● **Task brief**:
Render every line of the records as a JSON list of strings, one string per line, skipping blank lines and leaving out the pictures.

Start of Records supplied

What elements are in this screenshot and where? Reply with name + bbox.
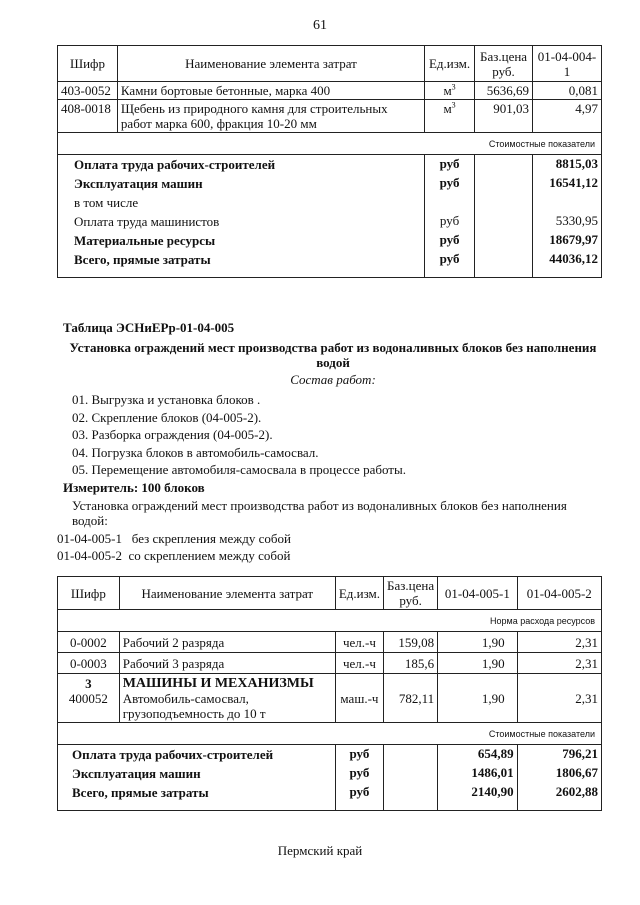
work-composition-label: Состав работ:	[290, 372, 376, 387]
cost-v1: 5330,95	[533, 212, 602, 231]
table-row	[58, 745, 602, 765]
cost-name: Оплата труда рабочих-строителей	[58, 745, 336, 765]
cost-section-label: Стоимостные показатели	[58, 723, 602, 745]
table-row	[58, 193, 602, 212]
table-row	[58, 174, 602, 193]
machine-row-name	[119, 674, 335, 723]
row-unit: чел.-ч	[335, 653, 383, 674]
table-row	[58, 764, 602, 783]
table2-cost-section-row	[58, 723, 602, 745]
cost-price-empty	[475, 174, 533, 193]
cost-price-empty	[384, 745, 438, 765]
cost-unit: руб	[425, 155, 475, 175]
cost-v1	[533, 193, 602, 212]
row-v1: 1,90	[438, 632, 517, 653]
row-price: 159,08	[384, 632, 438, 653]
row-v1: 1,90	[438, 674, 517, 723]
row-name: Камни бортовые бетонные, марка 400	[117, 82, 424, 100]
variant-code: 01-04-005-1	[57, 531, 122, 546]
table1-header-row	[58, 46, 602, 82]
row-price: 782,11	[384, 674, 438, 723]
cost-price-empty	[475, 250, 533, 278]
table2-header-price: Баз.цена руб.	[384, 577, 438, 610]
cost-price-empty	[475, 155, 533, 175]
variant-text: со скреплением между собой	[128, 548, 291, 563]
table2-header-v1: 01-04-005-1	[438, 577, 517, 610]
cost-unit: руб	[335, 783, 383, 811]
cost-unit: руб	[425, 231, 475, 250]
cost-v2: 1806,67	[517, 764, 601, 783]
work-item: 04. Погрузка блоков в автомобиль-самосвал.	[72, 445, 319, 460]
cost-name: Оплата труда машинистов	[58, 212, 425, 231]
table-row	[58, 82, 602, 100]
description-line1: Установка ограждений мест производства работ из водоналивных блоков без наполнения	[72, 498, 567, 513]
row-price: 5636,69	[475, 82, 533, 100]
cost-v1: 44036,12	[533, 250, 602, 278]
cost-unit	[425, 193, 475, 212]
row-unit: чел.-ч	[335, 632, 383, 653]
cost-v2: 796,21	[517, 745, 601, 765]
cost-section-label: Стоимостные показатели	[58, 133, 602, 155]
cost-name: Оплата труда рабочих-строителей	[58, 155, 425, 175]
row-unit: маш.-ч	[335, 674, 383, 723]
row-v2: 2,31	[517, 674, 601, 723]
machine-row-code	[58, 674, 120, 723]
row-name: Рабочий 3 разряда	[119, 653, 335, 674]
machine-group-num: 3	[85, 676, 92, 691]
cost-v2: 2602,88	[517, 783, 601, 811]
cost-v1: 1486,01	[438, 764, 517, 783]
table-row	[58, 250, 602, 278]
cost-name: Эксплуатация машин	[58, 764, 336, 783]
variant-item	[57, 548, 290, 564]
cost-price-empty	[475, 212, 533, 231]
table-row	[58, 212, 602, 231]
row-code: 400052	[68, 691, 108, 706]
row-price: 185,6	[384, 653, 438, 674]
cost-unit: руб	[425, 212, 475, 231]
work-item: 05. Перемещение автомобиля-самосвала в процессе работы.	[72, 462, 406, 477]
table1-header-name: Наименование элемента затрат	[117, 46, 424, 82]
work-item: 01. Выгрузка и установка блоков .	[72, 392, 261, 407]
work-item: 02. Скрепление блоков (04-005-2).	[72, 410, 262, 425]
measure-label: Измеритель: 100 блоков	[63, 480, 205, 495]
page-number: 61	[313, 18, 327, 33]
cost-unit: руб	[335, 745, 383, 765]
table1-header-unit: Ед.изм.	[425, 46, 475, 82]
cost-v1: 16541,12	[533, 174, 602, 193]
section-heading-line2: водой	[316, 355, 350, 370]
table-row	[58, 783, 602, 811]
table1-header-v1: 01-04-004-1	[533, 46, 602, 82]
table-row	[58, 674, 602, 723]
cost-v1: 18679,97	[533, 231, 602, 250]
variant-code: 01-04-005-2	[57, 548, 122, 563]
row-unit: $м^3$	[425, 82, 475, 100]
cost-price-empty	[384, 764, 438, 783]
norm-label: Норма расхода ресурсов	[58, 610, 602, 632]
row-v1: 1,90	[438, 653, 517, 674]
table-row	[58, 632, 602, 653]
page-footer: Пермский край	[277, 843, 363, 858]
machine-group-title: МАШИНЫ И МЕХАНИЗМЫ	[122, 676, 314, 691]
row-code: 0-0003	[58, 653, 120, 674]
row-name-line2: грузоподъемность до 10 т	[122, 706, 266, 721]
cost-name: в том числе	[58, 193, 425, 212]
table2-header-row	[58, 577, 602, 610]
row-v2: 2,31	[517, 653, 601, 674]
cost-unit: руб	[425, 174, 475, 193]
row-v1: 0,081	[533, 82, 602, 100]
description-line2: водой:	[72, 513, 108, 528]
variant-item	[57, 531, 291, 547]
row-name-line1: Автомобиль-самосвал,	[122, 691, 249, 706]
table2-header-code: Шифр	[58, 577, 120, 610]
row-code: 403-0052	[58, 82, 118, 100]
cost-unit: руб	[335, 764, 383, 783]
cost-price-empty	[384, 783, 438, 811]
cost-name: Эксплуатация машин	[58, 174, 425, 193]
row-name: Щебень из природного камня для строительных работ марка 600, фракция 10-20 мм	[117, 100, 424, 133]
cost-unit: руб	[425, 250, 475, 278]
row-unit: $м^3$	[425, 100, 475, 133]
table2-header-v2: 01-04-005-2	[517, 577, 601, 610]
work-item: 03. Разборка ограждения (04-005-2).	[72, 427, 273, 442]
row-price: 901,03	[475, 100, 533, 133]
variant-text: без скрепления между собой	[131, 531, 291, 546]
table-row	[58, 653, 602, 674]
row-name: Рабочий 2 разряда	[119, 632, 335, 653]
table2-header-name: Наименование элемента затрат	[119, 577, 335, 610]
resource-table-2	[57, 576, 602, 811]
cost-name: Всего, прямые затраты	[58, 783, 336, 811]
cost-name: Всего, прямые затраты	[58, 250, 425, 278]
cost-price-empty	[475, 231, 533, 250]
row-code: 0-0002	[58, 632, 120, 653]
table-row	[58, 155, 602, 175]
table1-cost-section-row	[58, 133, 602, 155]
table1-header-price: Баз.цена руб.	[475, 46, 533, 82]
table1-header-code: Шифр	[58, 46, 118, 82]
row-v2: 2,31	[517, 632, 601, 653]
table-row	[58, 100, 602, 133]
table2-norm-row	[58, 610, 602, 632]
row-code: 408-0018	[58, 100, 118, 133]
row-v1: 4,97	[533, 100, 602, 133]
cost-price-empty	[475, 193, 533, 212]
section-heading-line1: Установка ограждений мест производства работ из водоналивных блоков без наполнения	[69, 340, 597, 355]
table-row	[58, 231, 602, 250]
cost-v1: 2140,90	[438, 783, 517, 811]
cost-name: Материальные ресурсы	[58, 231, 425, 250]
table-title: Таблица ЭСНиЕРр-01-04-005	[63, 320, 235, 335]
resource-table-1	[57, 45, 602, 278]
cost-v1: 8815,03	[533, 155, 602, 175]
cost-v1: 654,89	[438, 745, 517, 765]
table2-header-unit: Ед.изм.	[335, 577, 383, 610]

End of Records supplied

● **Solution to the exercise**:
[
  "What elements are in this screenshot and where? Reply with name + bbox.",
  "work-composition-label: Состав работ:\t[290, 372, 376, 387]",
  "cost-v1: 5330,95\t[533, 212, 602, 231]",
  "table-row\t[58, 745, 602, 765]",
  "cost-name: Оплата труда рабочих-строителей\t[58, 745, 336, 765]",
  "cost-section-label: Стоимостные показатели\t[58, 723, 602, 745]",
  "table-row\t[58, 193, 602, 212]",
  "table-row\t[58, 174, 602, 193]",
  "machine-row-name\t[119, 674, 335, 723]",
  "row-unit: чел.-ч\t[335, 653, 383, 674]",
  "table-row\t[58, 764, 602, 783]",
  "table2-cost-section-row\t[58, 723, 602, 745]",
  "cost-price-empty\t[475, 174, 533, 193]",
  "cost-price-empty\t[384, 745, 438, 765]",
  "cost-unit: руб\t[425, 155, 475, 175]",
  "cost-v1\t[533, 193, 602, 212]",
  "row-v1: 1,90\t[438, 632, 517, 653]",
  "row-price: 159,08\t[384, 632, 438, 653]",
  "row-v1: 1,90\t[438, 674, 517, 723]",
  "row-name: Камни бортовые бетонные, марка 400\t[117, 82, 424, 100]",
  "variant-code: 01-04-005-1\t[57, 531, 122, 546]",
  "table1-header-row\t[58, 46, 602, 82]",
  "row-price: 782,11\t[384, 674, 438, 723]",
  "cost-price-empty\t[475, 250, 533, 278]",
  "table2-header-price: Баз.цена руб.\t[384, 577, 438, 610]",
  "cost-price-empty\t[475, 155, 533, 175]",
  "variant-text: со скреплением между собой\t[128, 548, 291, 563]",
  "table2-header-v1: 01-04-005-1\t[438, 577, 517, 610]",
  "cost-unit: руб\t[335, 783, 383, 811]",
  "cost-unit: руб\t[425, 231, 475, 250]",
  "cost-v2: 1806,67\t[517, 764, 601, 783]",
  "work-item: 04. Погрузка блоков в автомобиль-самосвал.\t[72, 445, 319, 460]",
  "cost-name: Оплата труда машинистов\t[58, 212, 425, 231]",
  "table-row\t[58, 82, 602, 100]",
  "description-line1: Установка ограждений мест производства работ из водоналивных блоков без наполнения\t[72, 498, 567, 513]",
  "row-price: 5636,69\t[475, 82, 533, 100]",
  "cost-v1: 44036,12\t[533, 250, 602, 278]",
  "cost-unit\t[425, 193, 475, 212]",
  "row-unit: чел.-ч\t[335, 632, 383, 653]",
  "cost-v2: 796,21\t[517, 745, 601, 765]",
  "cost-section-label: Стоимостные показатели\t[58, 133, 602, 155]",
  "cost-name: Оплата труда рабочих-строителей\t[58, 155, 425, 175]",
  "row-unit: маш.-ч\t[335, 674, 383, 723]",
  "row-v2: 2,31\t[517, 674, 601, 723]",
  "machine-row-code\t[58, 674, 120, 723]",
  "row-name: Рабочий 3 разряда\t[119, 653, 335, 674]",
  "machine-group-num: 3\t[85, 676, 92, 691]",
  "cost-v2: 2602,88\t[517, 783, 601, 811]",
  "cost-v1: 1486,01\t[438, 764, 517, 783]",
  "table-row\t[58, 250, 602, 278]",
  "cost-name: Эксплуатация машин\t[58, 764, 336, 783]",
  "variant-item\t[57, 548, 290, 564]",
  "cost-price-empty\t[475, 212, 533, 231]",
  "table-row\t[58, 212, 602, 231]",
  "row-code: 400052\t[68, 691, 108, 706]",
  "row-price: 185,6\t[384, 653, 438, 674]",
  "cost-unit: руб\t[425, 212, 475, 231]",
  "work-item: 05. Перемещение автомобиля-самосвала в процессе работы.\t[72, 462, 406, 477]",
  "table1-header-name: Наименование элемента затрат\t[117, 46, 424, 82]",
  "work-item: 01. Выгрузка и установка блоков .\t[72, 392, 261, 407]",
  "work-item: 02. Скрепление блоков (04-005-2).\t[72, 410, 262, 425]",
  "measure-label: Измеритель: 100 блоков\t[63, 480, 205, 495]",
  "page-number: 61\t[313, 18, 327, 33]",
  "cost-unit: руб\t[335, 745, 383, 765]",
  "table1-header-unit: Ед.изм.\t[425, 46, 475, 82]",
  "cost-v1: 16541,12\t[533, 174, 602, 193]",
  "section-heading-line2: водой\t[316, 355, 350, 370]",
  "table-row\t[58, 783, 602, 811]",
  "table1-header-v1: 01-04-004-1\t[533, 46, 602, 82]",
  "table-row\t[58, 674, 602, 723]",
  "cost-v1: 18679,97\t[533, 231, 602, 250]",
  "variant-code: 01-04-005-2\t[57, 548, 122, 563]",
  "row-unit: $м^3$\t[425, 82, 475, 100]",
  "cost-price-empty\t[384, 764, 438, 783]",
  "norm-label: Норма расхода ресурсов\t[58, 610, 602, 632]",
  "row-v1: 1,90\t[438, 653, 517, 674]",
  "table-row\t[58, 632, 602, 653]",
  "page-footer: Пермский край\t[277, 843, 363, 858]",
  "machine-group-title: МАШИНЫ И МЕХАНИЗМЫ\t[122, 676, 314, 691]",
  "row-code: 0-0003\t[58, 653, 120, 674]",
  "row-name-line2: грузоподъемность до 10 т\t[122, 706, 266, 721]",
  "cost-name: в том числе\t[58, 193, 425, 212]",
  "table2-header-row\t[58, 577, 602, 610]",
  "row-v2: 2,31\t[517, 653, 601, 674]",
  "cost-unit: руб\t[425, 174, 475, 193]",
  "row-v1: 0,081\t[533, 82, 602, 100]",
  "description-line2: водой:\t[72, 513, 108, 528]",
  "variant-item\t[57, 531, 291, 547]",
  "row-name-line1: Автомобиль-самосвал,\t[122, 691, 249, 706]",
  "table2-header-code: Шифр\t[58, 577, 120, 610]",
  "row-code: 403-0052\t[58, 82, 118, 100]",
  "cost-unit: руб\t[335, 764, 383, 783]",
  "cost-price-empty\t[384, 783, 438, 811]",
  "cost-name: Эксплуатация машин\t[58, 174, 425, 193]",
  "row-name: Щебень из природного камня для строительных работ марка 600, фракция 10-20 мм\t[117, 100, 424, 133]",
  "cost-unit: руб\t[425, 250, 475, 278]",
  "row-unit: $м^3$\t[425, 100, 475, 133]",
  "table2-header-v2: 01-04-005-2\t[517, 577, 601, 610]",
  "work-item: 03. Разборка ограждения (04-005-2).\t[72, 427, 273, 442]",
  "row-price: 901,03\t[475, 100, 533, 133]",
  "variant-text: без скрепления между собой\t[131, 531, 291, 546]",
  "table-row\t[58, 653, 602, 674]",
  "row-name: Рабочий 2 разряда\t[119, 632, 335, 653]",
  "table2-header-name: Наименование элемента затрат\t[119, 577, 335, 610]",
  "resource-table-2\t[57, 576, 602, 811]",
  "cost-name: Всего, прямые затраты\t[58, 783, 336, 811]",
  "cost-name: Всего, прямые затраты\t[58, 250, 425, 278]",
  "cost-price-empty\t[475, 231, 533, 250]",
  "row-code: 0-0002\t[58, 632, 120, 653]",
  "table-row\t[58, 155, 602, 175]",
  "table1-cost-section-row\t[58, 133, 602, 155]",
  "table1-header-price: Баз.цена руб.\t[475, 46, 533, 82]",
  "table1-header-code: Шифр\t[58, 46, 118, 82]",
  "row-v2: 2,31\t[517, 632, 601, 653]",
  "table-row\t[58, 100, 602, 133]",
  "table2-norm-row\t[58, 610, 602, 632]",
  "row-code: 408-0018\t[58, 100, 118, 133]",
  "row-v1: 4,97\t[533, 100, 602, 133]",
  "cost-price-empty\t[475, 193, 533, 212]",
  "section-heading-line1: Установка ограждений мест производства работ из водоналивных блоков без наполнения\t[69, 340, 597, 355]",
  "table-row\t[58, 231, 602, 250]",
  "cost-v1: 2140,90\t[438, 783, 517, 811]",
  "cost-name: Материальные ресурсы\t[58, 231, 425, 250]",
  "table-title: Таблица ЭСНиЕРр-01-04-005\t[63, 320, 235, 335]",
  "resource-table-1\t[57, 45, 602, 278]",
  "cost-v1: 8815,03\t[533, 155, 602, 175]",
  "cost-v1: 654,89\t[438, 745, 517, 765]",
  "table2-header-unit: Ед.изм.\t[335, 577, 383, 610]"
]